Start
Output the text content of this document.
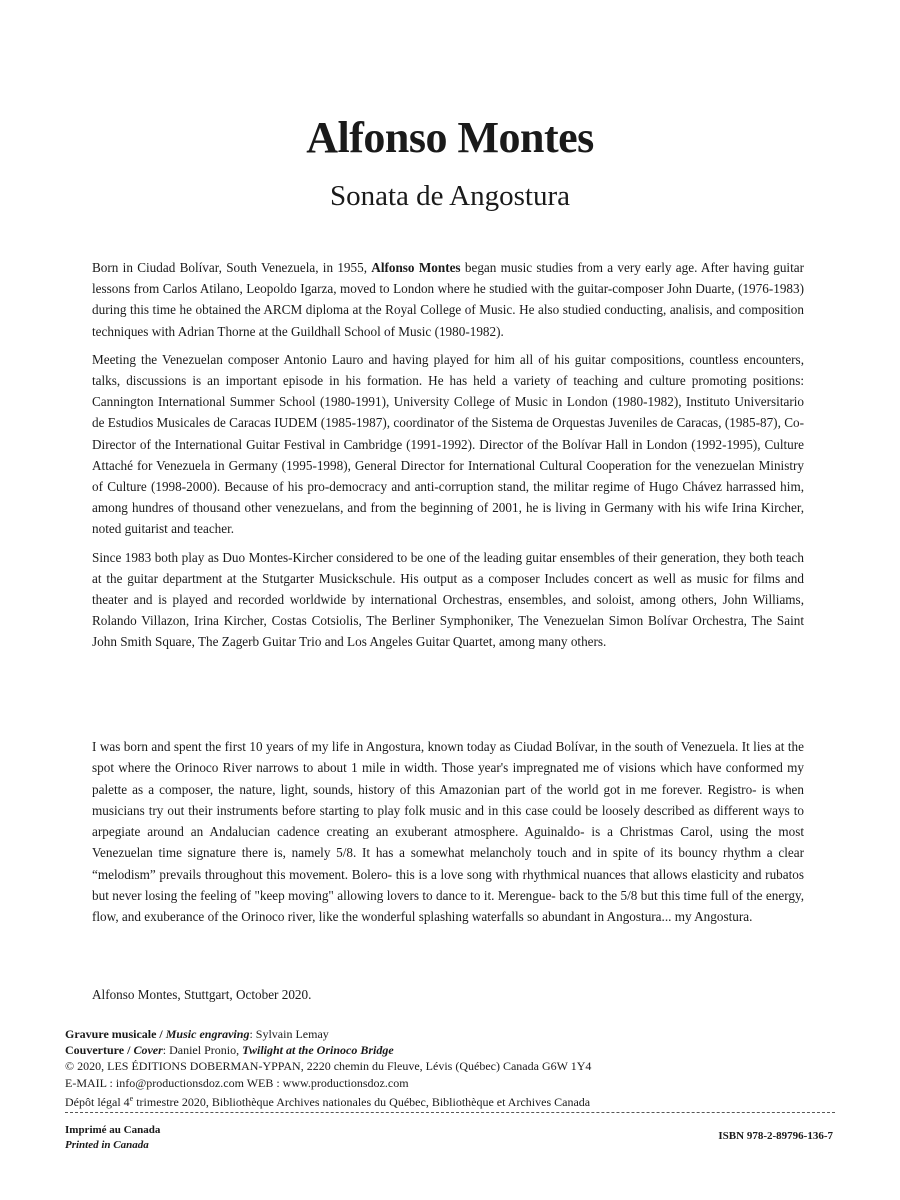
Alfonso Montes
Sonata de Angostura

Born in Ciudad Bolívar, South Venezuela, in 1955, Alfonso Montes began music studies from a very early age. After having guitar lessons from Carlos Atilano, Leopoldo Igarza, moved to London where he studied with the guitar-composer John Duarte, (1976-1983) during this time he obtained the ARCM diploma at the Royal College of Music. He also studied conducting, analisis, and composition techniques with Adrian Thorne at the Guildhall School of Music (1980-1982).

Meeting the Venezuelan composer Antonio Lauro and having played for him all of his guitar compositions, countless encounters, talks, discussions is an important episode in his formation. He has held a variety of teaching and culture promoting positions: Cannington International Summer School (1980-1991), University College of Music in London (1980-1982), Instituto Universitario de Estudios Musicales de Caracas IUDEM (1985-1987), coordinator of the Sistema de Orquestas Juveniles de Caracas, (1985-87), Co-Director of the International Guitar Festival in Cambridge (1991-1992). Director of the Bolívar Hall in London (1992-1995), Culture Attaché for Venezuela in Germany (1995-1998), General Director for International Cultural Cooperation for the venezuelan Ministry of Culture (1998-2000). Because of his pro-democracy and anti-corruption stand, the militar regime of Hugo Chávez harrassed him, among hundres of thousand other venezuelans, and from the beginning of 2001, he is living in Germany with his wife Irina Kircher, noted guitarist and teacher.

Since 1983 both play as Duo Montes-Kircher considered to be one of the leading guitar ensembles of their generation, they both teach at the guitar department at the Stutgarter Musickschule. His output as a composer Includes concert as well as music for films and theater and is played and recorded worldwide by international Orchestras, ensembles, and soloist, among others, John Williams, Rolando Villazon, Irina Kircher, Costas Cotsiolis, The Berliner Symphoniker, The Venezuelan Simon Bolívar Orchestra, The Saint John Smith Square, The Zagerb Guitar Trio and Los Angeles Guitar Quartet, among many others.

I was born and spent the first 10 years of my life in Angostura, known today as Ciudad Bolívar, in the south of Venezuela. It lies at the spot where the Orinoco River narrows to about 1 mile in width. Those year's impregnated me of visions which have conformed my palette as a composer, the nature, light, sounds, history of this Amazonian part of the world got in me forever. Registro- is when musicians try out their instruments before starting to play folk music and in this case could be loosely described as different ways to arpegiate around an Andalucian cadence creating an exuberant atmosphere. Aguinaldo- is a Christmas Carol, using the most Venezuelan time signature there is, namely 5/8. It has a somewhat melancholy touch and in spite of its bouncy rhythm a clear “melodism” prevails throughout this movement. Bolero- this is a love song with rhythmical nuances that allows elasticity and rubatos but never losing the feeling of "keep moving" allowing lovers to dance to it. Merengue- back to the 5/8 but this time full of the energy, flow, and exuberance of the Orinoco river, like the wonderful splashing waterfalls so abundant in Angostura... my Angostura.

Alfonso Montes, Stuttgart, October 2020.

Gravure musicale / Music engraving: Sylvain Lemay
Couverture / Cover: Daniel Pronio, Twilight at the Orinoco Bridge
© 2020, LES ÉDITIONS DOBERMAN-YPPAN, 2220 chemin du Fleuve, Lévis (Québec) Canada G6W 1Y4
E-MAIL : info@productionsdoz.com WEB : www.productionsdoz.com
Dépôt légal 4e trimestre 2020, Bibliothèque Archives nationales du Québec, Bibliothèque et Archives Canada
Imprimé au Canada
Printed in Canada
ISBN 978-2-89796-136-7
End
Start
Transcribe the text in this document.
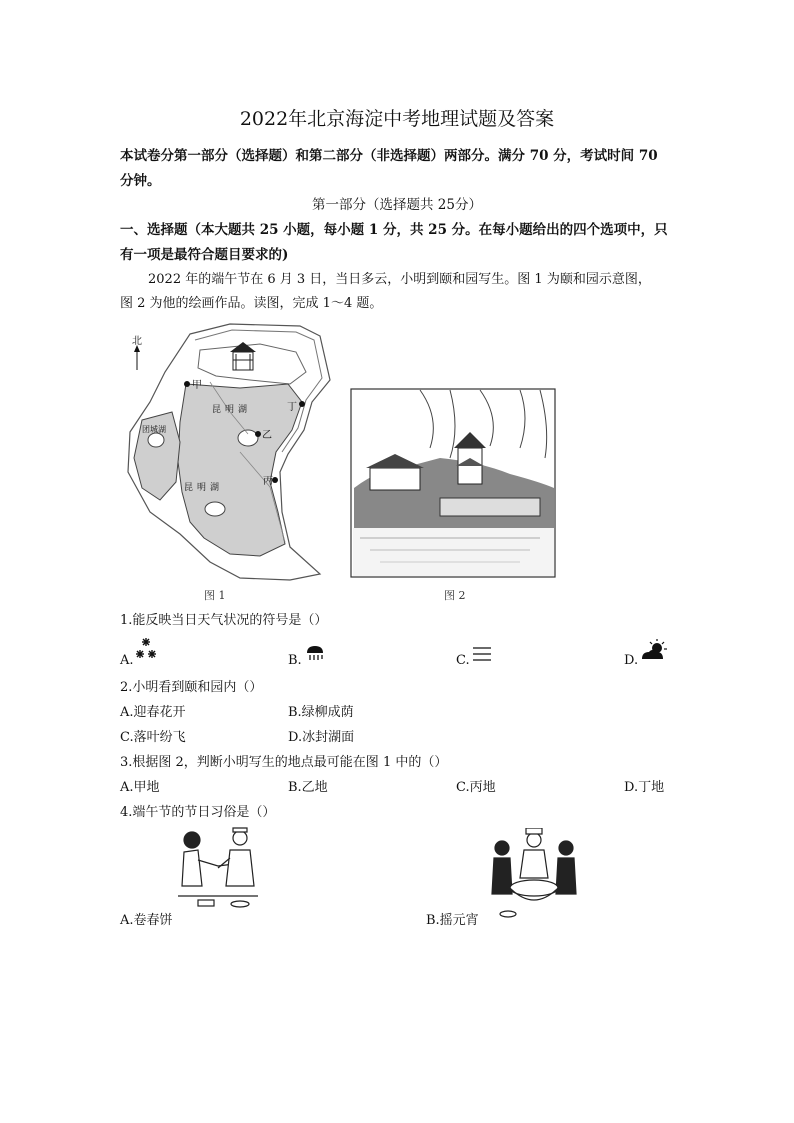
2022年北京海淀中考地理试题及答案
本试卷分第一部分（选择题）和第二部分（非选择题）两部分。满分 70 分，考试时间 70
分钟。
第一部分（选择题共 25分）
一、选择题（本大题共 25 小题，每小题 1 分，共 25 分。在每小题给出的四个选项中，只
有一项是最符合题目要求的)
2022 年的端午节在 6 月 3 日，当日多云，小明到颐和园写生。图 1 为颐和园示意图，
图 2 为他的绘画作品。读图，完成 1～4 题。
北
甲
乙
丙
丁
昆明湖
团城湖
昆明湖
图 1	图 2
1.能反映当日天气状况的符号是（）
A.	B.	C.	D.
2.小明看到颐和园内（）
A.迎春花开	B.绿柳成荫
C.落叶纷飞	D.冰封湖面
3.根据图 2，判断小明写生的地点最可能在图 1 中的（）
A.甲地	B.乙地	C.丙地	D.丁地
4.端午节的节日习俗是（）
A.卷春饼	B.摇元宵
End
Start
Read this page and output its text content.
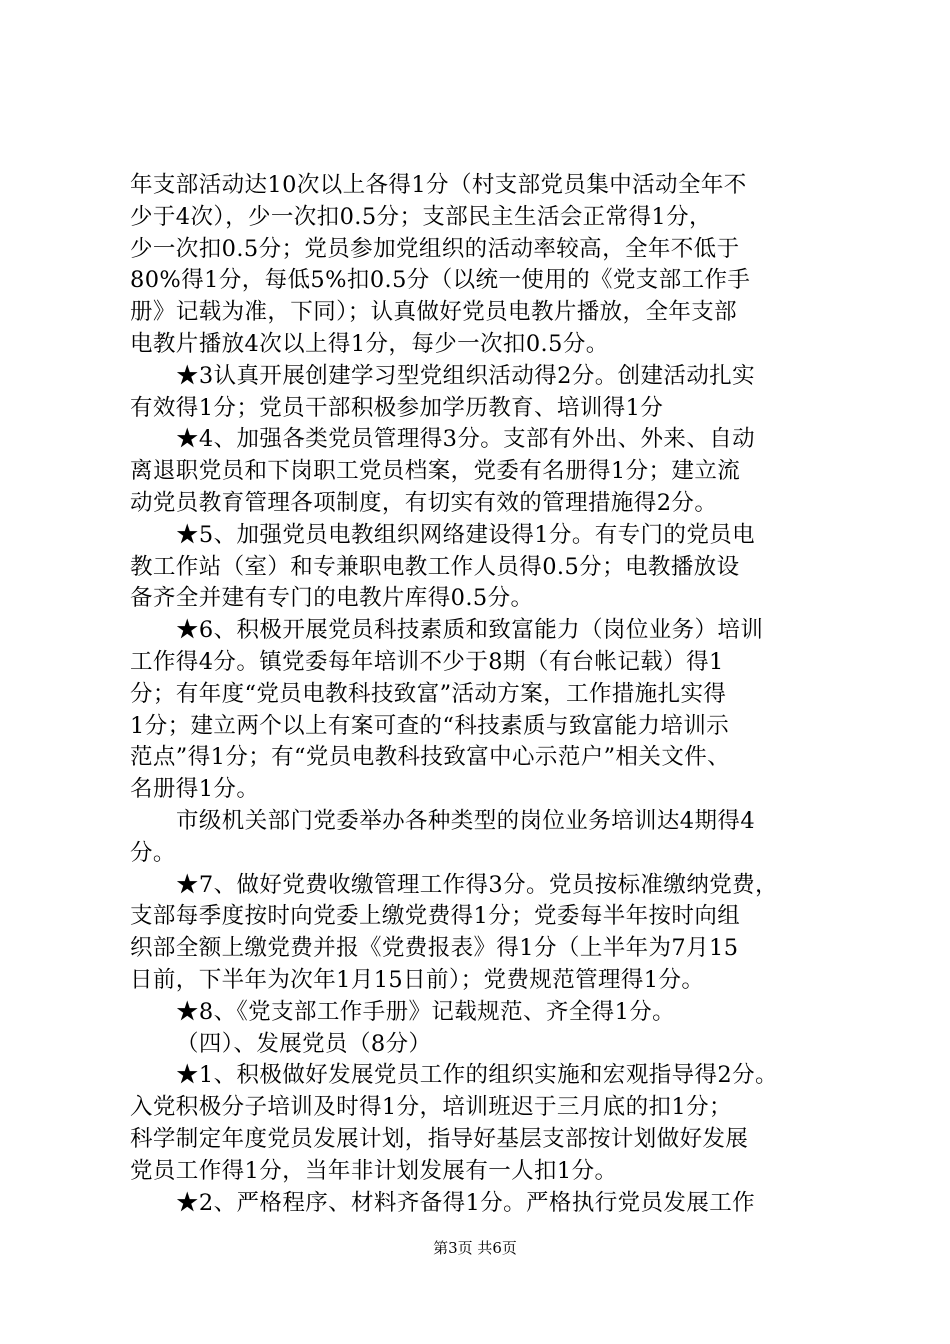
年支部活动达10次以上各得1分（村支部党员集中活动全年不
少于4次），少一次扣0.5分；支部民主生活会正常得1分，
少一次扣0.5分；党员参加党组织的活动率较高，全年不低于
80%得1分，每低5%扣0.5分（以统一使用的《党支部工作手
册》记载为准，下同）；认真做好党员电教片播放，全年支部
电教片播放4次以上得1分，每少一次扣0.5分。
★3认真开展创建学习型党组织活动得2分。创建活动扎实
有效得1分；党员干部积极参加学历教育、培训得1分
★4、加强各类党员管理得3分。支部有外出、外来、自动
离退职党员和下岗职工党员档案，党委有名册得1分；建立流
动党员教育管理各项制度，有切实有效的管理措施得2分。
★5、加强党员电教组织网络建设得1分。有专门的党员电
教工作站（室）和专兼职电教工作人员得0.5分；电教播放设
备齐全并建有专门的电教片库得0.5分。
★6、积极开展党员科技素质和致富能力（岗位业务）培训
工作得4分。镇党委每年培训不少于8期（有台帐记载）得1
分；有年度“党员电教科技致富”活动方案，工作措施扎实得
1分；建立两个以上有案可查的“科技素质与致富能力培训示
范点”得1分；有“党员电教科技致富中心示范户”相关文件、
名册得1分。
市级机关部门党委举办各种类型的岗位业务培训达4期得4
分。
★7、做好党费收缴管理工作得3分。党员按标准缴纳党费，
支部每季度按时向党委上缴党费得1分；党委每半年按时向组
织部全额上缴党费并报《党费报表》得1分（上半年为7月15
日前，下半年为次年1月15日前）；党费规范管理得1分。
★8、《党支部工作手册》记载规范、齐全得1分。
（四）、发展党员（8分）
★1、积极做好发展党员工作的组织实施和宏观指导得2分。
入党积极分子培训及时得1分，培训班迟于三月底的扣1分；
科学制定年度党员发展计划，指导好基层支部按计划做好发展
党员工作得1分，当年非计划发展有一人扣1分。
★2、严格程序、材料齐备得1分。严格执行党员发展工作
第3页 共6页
End
__Your instructions__. Search the material above for "Canada". Pull out each line where it shows up.

__Task output__.
© 2020, LES ÉDITIONS DOBERMAN-YPPAN, 2220 chemin du Fleuve, Lévis (Québec) Canada G6W 1Y4
Dépôt légal 4e trimestre 2020, Bibliothèque Archives nationales du Québec, Bibliothèque et Archives Canada
Imprimé au Canada
Printed in Canada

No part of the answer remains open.